Filter the entries, keeping every line with the word "this".

[Start DATA SUPPLIED]

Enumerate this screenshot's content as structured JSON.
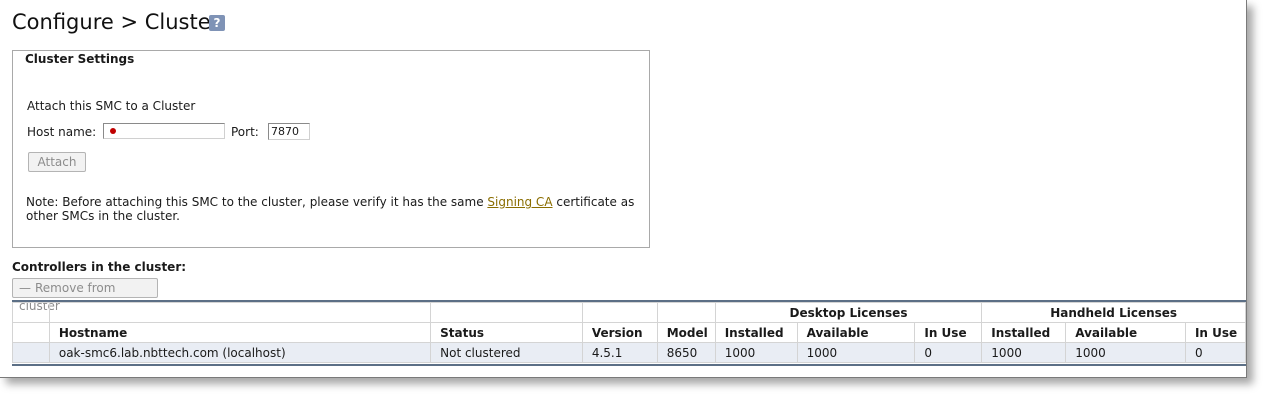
{
  "header": {
    "title": "Configure > Cluster",
    "help_label": "?"
  },
  "settings": {
    "legend": "Cluster Settings",
    "attach_label": "Attach this SMC to a Cluster",
    "host_label": "Host name:",
    "host_value": "",
    "port_label": "Port:",
    "port_value": "7870",
    "attach_button": "Attach",
    "note_before": "Note: Before attaching this SMC to the cluster, please verify it has the same ",
    "note_link": "Signing CA",
    "note_after": " certificate as other SMCs in the cluster."
  },
  "controllers": {
    "title": "Controllers in the cluster:",
    "remove_button": "Remove from cluster",
    "group_headers": {
      "desktop": "Desktop Licenses",
      "handheld": "Handheld Licenses"
    },
    "columns": {
      "hostname": "Hostname",
      "status": "Status",
      "version": "Version",
      "model": "Model",
      "desktop_installed": "Installed",
      "desktop_available": "Available",
      "desktop_in_use": "In Use",
      "handheld_installed": "Installed",
      "handheld_available": "Available",
      "handheld_in_use": "In Use"
    },
    "rows": [
      {
        "hostname": "oak-smc6.lab.nbttech.com (localhost)",
        "status": "Not clustered",
        "version": "4.5.1",
        "model": "8650",
        "desktop_installed": "1000",
        "desktop_available": "1000",
        "desktop_in_use": "0",
        "handheld_installed": "1000",
        "handheld_available": "1000",
        "handheld_in_use": "0"
      }
    ]
  }
}
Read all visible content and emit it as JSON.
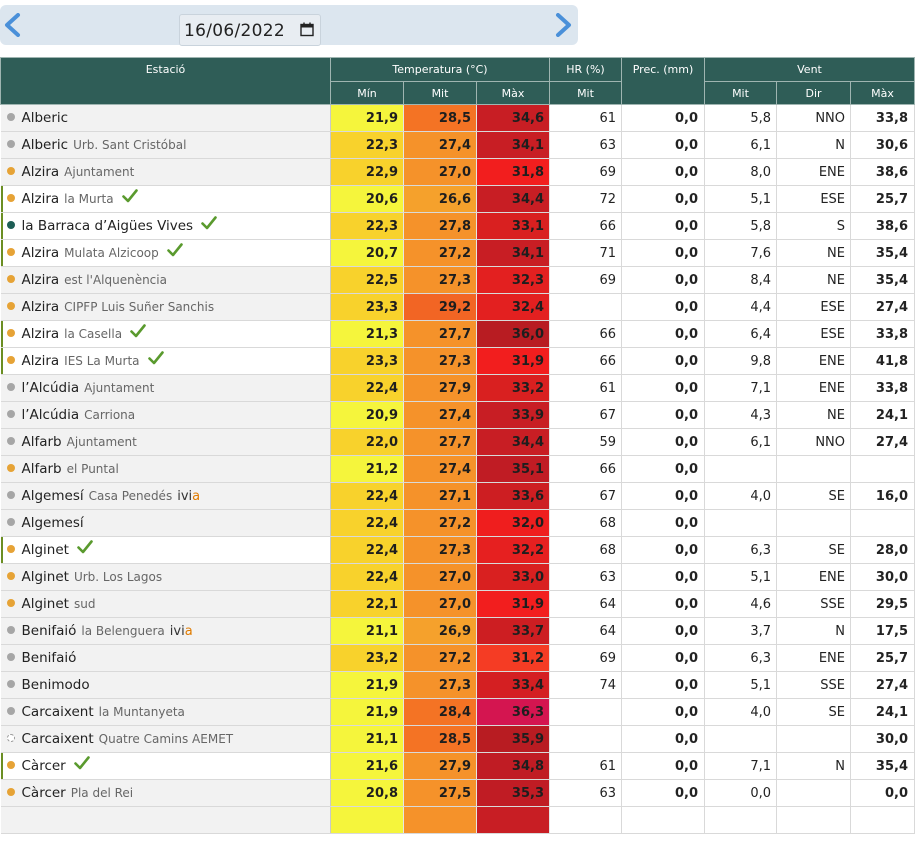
{
  "date": "16/06/2022",
  "header": {
    "station": "Estació",
    "temperature": "Temperatura (°C)",
    "hr": "HR (%)",
    "prec": "Prec. (mm)",
    "wind": "Vent",
    "min": "Mín",
    "mit": "Mit",
    "max": "Màx",
    "hr_mit": "Mit",
    "wind_mit": "Mit",
    "wind_dir": "Dir",
    "wind_max": "Màx"
  },
  "colors": {
    "dot_gray": "#a6a6a6",
    "dot_orange": "#e6a336",
    "dot_teal": "#1d5e55",
    "check": "#5a9a2e"
  },
  "rows": [
    {
      "name": "Alberic",
      "sub": "",
      "dot": "gray",
      "check": false,
      "ivia": false,
      "white": false,
      "min": "21,9",
      "mit": "28,5",
      "max": "34,6",
      "hr": "61",
      "prec": "0,0",
      "wmit": "5,8",
      "wdir": "NNO",
      "wmax": "33,8",
      "cmin": "#f5f53c",
      "cmit": "#f47324",
      "cmax": "#c81e24"
    },
    {
      "name": "Alberic",
      "sub": "Urb. Sant Cristóbal",
      "dot": "gray",
      "check": false,
      "ivia": false,
      "white": false,
      "min": "22,3",
      "mit": "27,4",
      "max": "34,1",
      "hr": "63",
      "prec": "0,0",
      "wmit": "6,1",
      "wdir": "N",
      "wmax": "30,6",
      "cmin": "#f8d22c",
      "cmit": "#f5922a",
      "cmax": "#c81e24"
    },
    {
      "name": "Alzira",
      "sub": "Ajuntament",
      "dot": "orange",
      "check": false,
      "ivia": false,
      "white": false,
      "min": "22,9",
      "mit": "27,0",
      "max": "31,8",
      "hr": "69",
      "prec": "0,0",
      "wmit": "8,0",
      "wdir": "ENE",
      "wmax": "38,6",
      "cmin": "#f8d22c",
      "cmit": "#f5922a",
      "cmax": "#f21e1e"
    },
    {
      "name": "Alzira",
      "sub": "la Murta",
      "dot": "orange",
      "check": true,
      "ivia": false,
      "white": true,
      "min": "20,6",
      "mit": "26,6",
      "max": "34,4",
      "hr": "72",
      "prec": "0,0",
      "wmit": "5,1",
      "wdir": "ESE",
      "wmax": "25,7",
      "cmin": "#f5f53c",
      "cmit": "#f5a12c",
      "cmax": "#c81e24"
    },
    {
      "name": "la Barraca d’Aigües Vives",
      "sub": "",
      "dot": "teal",
      "check": true,
      "ivia": false,
      "white": true,
      "min": "22,3",
      "mit": "27,8",
      "max": "33,1",
      "hr": "66",
      "prec": "0,0",
      "wmit": "5,8",
      "wdir": "S",
      "wmax": "38,6",
      "cmin": "#f8d22c",
      "cmit": "#f5922a",
      "cmax": "#d92020"
    },
    {
      "name": "Alzira",
      "sub": "Mulata Alzicoop",
      "dot": "orange",
      "check": true,
      "ivia": false,
      "white": true,
      "min": "20,7",
      "mit": "27,2",
      "max": "34,1",
      "hr": "71",
      "prec": "0,0",
      "wmit": "7,6",
      "wdir": "NE",
      "wmax": "35,4",
      "cmin": "#f5f53c",
      "cmit": "#f5922a",
      "cmax": "#c81e24"
    },
    {
      "name": "Alzira",
      "sub": "est l'Alquenència",
      "dot": "orange",
      "check": false,
      "ivia": false,
      "white": false,
      "min": "22,5",
      "mit": "27,3",
      "max": "32,3",
      "hr": "69",
      "prec": "0,0",
      "wmit": "8,4",
      "wdir": "NE",
      "wmax": "35,4",
      "cmin": "#f8d22c",
      "cmit": "#f5922a",
      "cmax": "#e32020"
    },
    {
      "name": "Alzira",
      "sub": "CIPFP Luis Suñer Sanchis",
      "dot": "orange",
      "check": false,
      "ivia": false,
      "white": false,
      "min": "23,3",
      "mit": "29,2",
      "max": "32,4",
      "hr": "",
      "prec": "0,0",
      "wmit": "4,4",
      "wdir": "ESE",
      "wmax": "27,4",
      "cmin": "#f8d22c",
      "cmit": "#f26524",
      "cmax": "#e32020"
    },
    {
      "name": "Alzira",
      "sub": "la Casella",
      "dot": "orange",
      "check": true,
      "ivia": false,
      "white": true,
      "min": "21,3",
      "mit": "27,7",
      "max": "36,0",
      "hr": "66",
      "prec": "0,0",
      "wmit": "6,4",
      "wdir": "ESE",
      "wmax": "33,8",
      "cmin": "#f5f53c",
      "cmit": "#f5922a",
      "cmax": "#b81c22"
    },
    {
      "name": "Alzira",
      "sub": "IES La Murta",
      "dot": "orange",
      "check": true,
      "ivia": false,
      "white": true,
      "min": "23,3",
      "mit": "27,3",
      "max": "31,9",
      "hr": "66",
      "prec": "0,0",
      "wmit": "9,8",
      "wdir": "ENE",
      "wmax": "41,8",
      "cmin": "#f8d22c",
      "cmit": "#f5922a",
      "cmax": "#f21e1e"
    },
    {
      "name": "l’Alcúdia",
      "sub": "Ajuntament",
      "dot": "gray",
      "check": false,
      "ivia": false,
      "white": false,
      "min": "22,4",
      "mit": "27,9",
      "max": "33,2",
      "hr": "61",
      "prec": "0,0",
      "wmit": "7,1",
      "wdir": "ENE",
      "wmax": "33,8",
      "cmin": "#f8d22c",
      "cmit": "#f5922a",
      "cmax": "#d92020"
    },
    {
      "name": "l’Alcúdia",
      "sub": "Carriona",
      "dot": "gray",
      "check": false,
      "ivia": false,
      "white": false,
      "min": "20,9",
      "mit": "27,4",
      "max": "33,9",
      "hr": "67",
      "prec": "0,0",
      "wmit": "4,3",
      "wdir": "NE",
      "wmax": "24,1",
      "cmin": "#f5f53c",
      "cmit": "#f5922a",
      "cmax": "#c81e24"
    },
    {
      "name": "Alfarb",
      "sub": "Ajuntament",
      "dot": "gray",
      "check": false,
      "ivia": false,
      "white": false,
      "min": "22,0",
      "mit": "27,7",
      "max": "34,4",
      "hr": "59",
      "prec": "0,0",
      "wmit": "6,1",
      "wdir": "NNO",
      "wmax": "27,4",
      "cmin": "#f8d22c",
      "cmit": "#f5922a",
      "cmax": "#c81e24"
    },
    {
      "name": "Alfarb",
      "sub": "el Puntal",
      "dot": "orange",
      "check": false,
      "ivia": false,
      "white": false,
      "min": "21,2",
      "mit": "27,4",
      "max": "35,1",
      "hr": "66",
      "prec": "0,0",
      "wmit": "",
      "wdir": "",
      "wmax": "",
      "cmin": "#f5f53c",
      "cmit": "#f5922a",
      "cmax": "#c01c24"
    },
    {
      "name": "Algemesí",
      "sub": "Casa Penedés",
      "dot": "gray",
      "check": false,
      "ivia": true,
      "white": false,
      "min": "22,4",
      "mit": "27,1",
      "max": "33,6",
      "hr": "67",
      "prec": "0,0",
      "wmit": "4,0",
      "wdir": "SE",
      "wmax": "16,0",
      "cmin": "#f8d22c",
      "cmit": "#f5922a",
      "cmax": "#cd1e22"
    },
    {
      "name": "Algemesí",
      "sub": "",
      "dot": "gray",
      "check": false,
      "ivia": false,
      "white": false,
      "min": "22,4",
      "mit": "27,2",
      "max": "32,0",
      "hr": "68",
      "prec": "0,0",
      "wmit": "",
      "wdir": "",
      "wmax": "",
      "cmin": "#f8d22c",
      "cmit": "#f5922a",
      "cmax": "#ef1e1e"
    },
    {
      "name": "Alginet",
      "sub": "",
      "dot": "orange",
      "check": true,
      "ivia": false,
      "white": true,
      "min": "22,4",
      "mit": "27,3",
      "max": "32,2",
      "hr": "68",
      "prec": "0,0",
      "wmit": "6,3",
      "wdir": "SE",
      "wmax": "28,0",
      "cmin": "#f8d22c",
      "cmit": "#f5922a",
      "cmax": "#e62020"
    },
    {
      "name": "Alginet",
      "sub": "Urb. Los Lagos",
      "dot": "orange",
      "check": false,
      "ivia": false,
      "white": false,
      "min": "22,4",
      "mit": "27,0",
      "max": "33,0",
      "hr": "63",
      "prec": "0,0",
      "wmit": "5,1",
      "wdir": "ENE",
      "wmax": "30,0",
      "cmin": "#f8d22c",
      "cmit": "#f5922a",
      "cmax": "#d92020"
    },
    {
      "name": "Alginet",
      "sub": "sud",
      "dot": "orange",
      "check": false,
      "ivia": false,
      "white": false,
      "min": "22,1",
      "mit": "27,0",
      "max": "31,9",
      "hr": "64",
      "prec": "0,0",
      "wmit": "4,6",
      "wdir": "SSE",
      "wmax": "29,5",
      "cmin": "#f8d22c",
      "cmit": "#f5922a",
      "cmax": "#f21e1e"
    },
    {
      "name": "Benifaió",
      "sub": "la Belenguera",
      "dot": "gray",
      "check": false,
      "ivia": true,
      "white": false,
      "min": "21,1",
      "mit": "26,9",
      "max": "33,7",
      "hr": "64",
      "prec": "0,0",
      "wmit": "3,7",
      "wdir": "N",
      "wmax": "17,5",
      "cmin": "#f5f53c",
      "cmit": "#f5a12c",
      "cmax": "#cd1e22"
    },
    {
      "name": "Benifaió",
      "sub": "",
      "dot": "gray",
      "check": false,
      "ivia": false,
      "white": false,
      "min": "23,2",
      "mit": "27,2",
      "max": "31,2",
      "hr": "69",
      "prec": "0,0",
      "wmit": "6,3",
      "wdir": "ENE",
      "wmax": "25,7",
      "cmin": "#f8d22c",
      "cmit": "#f5922a",
      "cmax": "#f53c24"
    },
    {
      "name": "Benimodo",
      "sub": "",
      "dot": "gray",
      "check": false,
      "ivia": false,
      "white": false,
      "min": "21,9",
      "mit": "27,3",
      "max": "33,4",
      "hr": "74",
      "prec": "0,0",
      "wmit": "5,1",
      "wdir": "SSE",
      "wmax": "27,4",
      "cmin": "#f5f53c",
      "cmit": "#f5922a",
      "cmax": "#d41f22"
    },
    {
      "name": "Carcaixent",
      "sub": "la Muntanyeta",
      "dot": "gray",
      "check": false,
      "ivia": false,
      "white": false,
      "min": "21,9",
      "mit": "28,4",
      "max": "36,3",
      "hr": "",
      "prec": "0,0",
      "wmit": "4,0",
      "wdir": "SE",
      "wmax": "24,1",
      "cmin": "#f5f53c",
      "cmit": "#f47324",
      "cmax": "#d41550"
    },
    {
      "name": "Carcaixent",
      "sub": "Quatre Camins AEMET",
      "dot": "hollow",
      "check": false,
      "ivia": false,
      "white": false,
      "min": "21,1",
      "mit": "28,5",
      "max": "35,9",
      "hr": "",
      "prec": "0,0",
      "wmit": "",
      "wdir": "",
      "wmax": "30,0",
      "cmin": "#f5f53c",
      "cmit": "#f47324",
      "cmax": "#b81c22"
    },
    {
      "name": "Càrcer",
      "sub": "",
      "dot": "orange",
      "check": true,
      "ivia": false,
      "white": true,
      "min": "21,6",
      "mit": "27,9",
      "max": "34,8",
      "hr": "61",
      "prec": "0,0",
      "wmit": "7,1",
      "wdir": "N",
      "wmax": "35,4",
      "cmin": "#f5f53c",
      "cmit": "#f5922a",
      "cmax": "#c01c24"
    },
    {
      "name": "Càrcer",
      "sub": "Pla del Rei",
      "dot": "orange",
      "check": false,
      "ivia": false,
      "white": false,
      "min": "20,8",
      "mit": "27,5",
      "max": "35,3",
      "hr": "63",
      "prec": "0,0",
      "wmit": "0,0",
      "wdir": "",
      "wmax": "0,0",
      "cmin": "#f5f53c",
      "cmit": "#f5922a",
      "cmax": "#c01c24"
    },
    {
      "name": "",
      "sub": "",
      "dot": "none",
      "check": false,
      "ivia": false,
      "white": false,
      "min": "",
      "mit": "",
      "max": "",
      "hr": "",
      "prec": "",
      "wmit": "",
      "wdir": "",
      "wmax": "",
      "cmin": "#f5f53c",
      "cmit": "#f5922a",
      "cmax": "#c81e24"
    }
  ]
}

[End DATA SUPPLIED]

▸ WORKED SOLUTION
Enumerate this screenshot's content as structured JSON.
    "attach_label": "Attach this SMC to a Cluster",
    "note_before": "Note: Before attaching this SMC to the cluster, please verify it has the same ",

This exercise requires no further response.